Brano scelto>
======
Alle cinque e mezza ecco che una serie di spari identifica l’ubicazione del campo. Mi avvolgo il kramar attorno alla testa e mi sdraio. Uno dei passeggeri mi copre con una coperta. Sento la barca spegnere il motore e delle voci di ragazzi e ragazze giungere da terra. Nessuno sulla barca sparla. Tra il silenzio generale si ode solamente il rumore dei passi dei guerriglieri che ispezionano la nave. Una voce femminile pone delle domande a cui i passeggeri rispondono velocemente e con gentilezza, quasi con ossequio. I passi si avvicinano e si fermano di fronte a me. Dalle pieghe della coperta scorgo i piedi sporchi di fango. Se ne vanno. In cucina qualcosa sta friggendo del cibo.
Mi sembra passata un’eternità quando sento i motori del Monorom riaccendersi.
Mi alzo e vedo in lontananza le figure dei Khmer Rossi che stanno tornando nel loro accampamento. Gli animi, ora che si sta uscendo dall’area considerata a rischio, si rasserenano. Anche il tramonto contribuisce a distendere i nervi. In silenzio assaporiamo il sole che sta calando dolcemente dietro la collina tingendo le acque, solitamente marrognole del Mekong, di un colore innaturale. Una piccola barca si staglia contro gli ultimi bagliori del giorno che sta morendo.
I motori cessano di martellare l’aria e il Monorom attracca alla riva del fiume. Un silenzio magico e rassicurante, dopo le urla e gli spari di qualche ora prima, ci avvolge assieme alle tenebre. E’ ora di dormire.
La discesa del fiume riprende il mattino seguente alle cinque. Con la sicurezza di essere usciti dalle zone di pericolo, siamo tutti più allegri. Il capitano, sapendo che non mi son portato nulla da mangiare, mi offre un piatto di riso con qualche boccone di carne, mentre un’anziana signora mi porge delle banane. Nel frattempo vengo a sapere che durante l’ultima ispezione di ieri, i Khmer Rossi hanno preteso l’equivalente di cinquecento dollari da un passeggero, Hanno anche domandato chi fosse quell’uomo sdraiato sotto la coperta, ricevendo come risposta un rischiosissimo “un khmer che sta male ed ha la febbre”.
Il fiume è ora rientrato nell’alveo consueto. Alle sei attracchiamo ad un posto di controllo dell’esercito governativo, dove il passeggero derubato sporge un’inutile denuncia.
======
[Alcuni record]

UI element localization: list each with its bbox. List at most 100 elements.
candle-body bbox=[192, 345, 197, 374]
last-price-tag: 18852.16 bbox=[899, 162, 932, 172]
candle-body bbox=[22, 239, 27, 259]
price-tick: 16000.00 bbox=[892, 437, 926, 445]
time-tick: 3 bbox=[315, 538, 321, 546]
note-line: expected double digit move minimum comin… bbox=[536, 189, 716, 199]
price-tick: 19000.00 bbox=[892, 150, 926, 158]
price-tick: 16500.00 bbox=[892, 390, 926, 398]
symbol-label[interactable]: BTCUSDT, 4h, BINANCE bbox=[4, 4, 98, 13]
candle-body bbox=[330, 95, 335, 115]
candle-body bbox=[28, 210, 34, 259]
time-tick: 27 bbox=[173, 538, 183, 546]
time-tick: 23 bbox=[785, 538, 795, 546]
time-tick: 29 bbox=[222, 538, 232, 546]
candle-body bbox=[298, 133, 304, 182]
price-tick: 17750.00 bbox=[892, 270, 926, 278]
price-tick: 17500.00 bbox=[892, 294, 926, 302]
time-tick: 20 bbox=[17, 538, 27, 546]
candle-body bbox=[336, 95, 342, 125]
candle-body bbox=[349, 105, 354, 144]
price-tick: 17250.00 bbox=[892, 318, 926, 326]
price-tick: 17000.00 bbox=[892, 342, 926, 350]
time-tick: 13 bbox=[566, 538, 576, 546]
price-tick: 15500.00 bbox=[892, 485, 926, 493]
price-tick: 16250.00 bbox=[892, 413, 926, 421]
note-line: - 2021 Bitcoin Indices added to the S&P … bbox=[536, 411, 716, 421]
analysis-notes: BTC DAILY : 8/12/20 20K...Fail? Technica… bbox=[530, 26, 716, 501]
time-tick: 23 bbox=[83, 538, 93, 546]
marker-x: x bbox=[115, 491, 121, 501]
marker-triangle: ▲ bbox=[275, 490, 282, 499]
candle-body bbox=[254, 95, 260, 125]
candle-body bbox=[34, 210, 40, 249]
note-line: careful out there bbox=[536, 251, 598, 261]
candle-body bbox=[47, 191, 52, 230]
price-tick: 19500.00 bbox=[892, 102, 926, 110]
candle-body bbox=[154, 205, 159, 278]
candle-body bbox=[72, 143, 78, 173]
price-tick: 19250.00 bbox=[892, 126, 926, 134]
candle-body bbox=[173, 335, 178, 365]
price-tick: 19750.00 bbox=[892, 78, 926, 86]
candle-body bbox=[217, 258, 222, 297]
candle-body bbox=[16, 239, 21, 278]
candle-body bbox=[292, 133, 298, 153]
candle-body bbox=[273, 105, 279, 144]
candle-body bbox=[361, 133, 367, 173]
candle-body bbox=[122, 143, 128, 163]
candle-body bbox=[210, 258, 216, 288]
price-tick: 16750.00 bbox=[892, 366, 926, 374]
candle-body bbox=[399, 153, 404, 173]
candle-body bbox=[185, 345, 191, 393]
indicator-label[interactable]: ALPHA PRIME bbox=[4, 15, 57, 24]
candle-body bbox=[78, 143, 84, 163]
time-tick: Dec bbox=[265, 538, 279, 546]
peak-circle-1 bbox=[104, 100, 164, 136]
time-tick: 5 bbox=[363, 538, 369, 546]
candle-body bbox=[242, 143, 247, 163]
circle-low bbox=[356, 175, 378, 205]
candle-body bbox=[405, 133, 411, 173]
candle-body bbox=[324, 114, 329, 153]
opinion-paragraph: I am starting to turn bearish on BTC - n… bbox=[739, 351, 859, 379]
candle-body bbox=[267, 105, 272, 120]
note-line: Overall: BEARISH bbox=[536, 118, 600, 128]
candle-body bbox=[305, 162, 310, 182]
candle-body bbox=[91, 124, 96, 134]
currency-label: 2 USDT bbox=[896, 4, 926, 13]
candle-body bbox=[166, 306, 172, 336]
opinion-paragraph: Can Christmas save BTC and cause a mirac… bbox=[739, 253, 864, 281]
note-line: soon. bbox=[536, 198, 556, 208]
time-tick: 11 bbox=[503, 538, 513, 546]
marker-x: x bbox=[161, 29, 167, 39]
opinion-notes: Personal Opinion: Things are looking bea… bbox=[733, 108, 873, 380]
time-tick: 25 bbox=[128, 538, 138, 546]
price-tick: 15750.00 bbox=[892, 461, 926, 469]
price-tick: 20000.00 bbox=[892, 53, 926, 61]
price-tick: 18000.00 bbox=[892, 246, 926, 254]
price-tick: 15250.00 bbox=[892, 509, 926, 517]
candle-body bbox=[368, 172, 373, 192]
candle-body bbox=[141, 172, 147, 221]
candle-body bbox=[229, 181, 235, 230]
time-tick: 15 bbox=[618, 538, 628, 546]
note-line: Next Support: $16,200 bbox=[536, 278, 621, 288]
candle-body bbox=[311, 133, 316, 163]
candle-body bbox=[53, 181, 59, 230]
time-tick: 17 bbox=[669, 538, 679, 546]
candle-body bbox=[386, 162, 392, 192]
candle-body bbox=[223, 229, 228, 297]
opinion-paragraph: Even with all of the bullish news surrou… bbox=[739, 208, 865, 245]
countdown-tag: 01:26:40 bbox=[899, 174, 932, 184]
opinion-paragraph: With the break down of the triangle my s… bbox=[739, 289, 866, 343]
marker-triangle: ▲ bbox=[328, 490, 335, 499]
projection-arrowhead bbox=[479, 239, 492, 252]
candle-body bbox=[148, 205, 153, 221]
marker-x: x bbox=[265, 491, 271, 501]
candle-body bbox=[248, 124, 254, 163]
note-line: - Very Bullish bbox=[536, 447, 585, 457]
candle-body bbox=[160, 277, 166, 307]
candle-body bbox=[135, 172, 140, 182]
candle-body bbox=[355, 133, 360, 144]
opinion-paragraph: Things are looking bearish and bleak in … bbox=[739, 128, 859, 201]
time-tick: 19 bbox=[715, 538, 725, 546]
======
Serie di compiti>
• A. Stampa senza modifiche le righe dei record, dalla prima fino a quella che contiene "note-line: expected double", inclusa.
• B. Continua il racconto del viaggio sul Mekong a partire dall'ultima frase riportata.
Il racconto del viaggio sul Mekong e i record provengono da fonti diverse.

Risultati dei compiti>
• A.
UI element localization: list each with its bbox. List at most 100 elements.
candle-body bbox=[192, 345, 197, 374]
last-price-tag: 18852.16 bbox=[899, 162, 932, 172]
candle-body bbox=[22, 239, 27, 259]
price-tick: 16000.00 bbox=[892, 437, 926, 445]
time-tick: 3 bbox=[315, 538, 321, 546]
note-line: expected double digit move minimum comin… bbox=[536, 189, 716, 199]

• B.
Dopo altri tre posti di blocco arriviamo al minuscolo porticciolo di Kampi, abitato da vietnamiti e situato a soli venti chilometri da Kratie. Qui incontriamo altri battelli che, come noi, aspettano il nulla osta per poter proseguire verso sud, In un battibaleno tutto il porto viene a conoscenza delle vicissitudini da noi subite ed attorno al Monorom si forma un capannello di curiosi. Ora che il pericolo è solo un ricordo, i miei compagni sono in vena di spiritosaggini e raccontano divertiti la storia della mia mancata esecuzione.
Dovremo stare a Kampi sino alla mattina seguente perché il lasciapassare giunga da Kratie, quindi i passeggeri ne approfittano per scendere a terra, sgranchirsi le gambe, giocare a carte, lavarsi, preparare da mangiare.
Al terzo giorno di navigazione la velocità di crociara diviene più sostenuta. Dopo aver superato Kratie, il traffico sul Mekong si intensifica notevolmente ed anche i villaggi lungo il corso si infittiscono. Aumentano soprattutto gli agglomerati di pescatori che posseggono piccoli allevamenti privati. Ci fermiamo in uno di questi per un paio d’ore perché Khim, uno dei passeggeri, qui termina il suo viaggio.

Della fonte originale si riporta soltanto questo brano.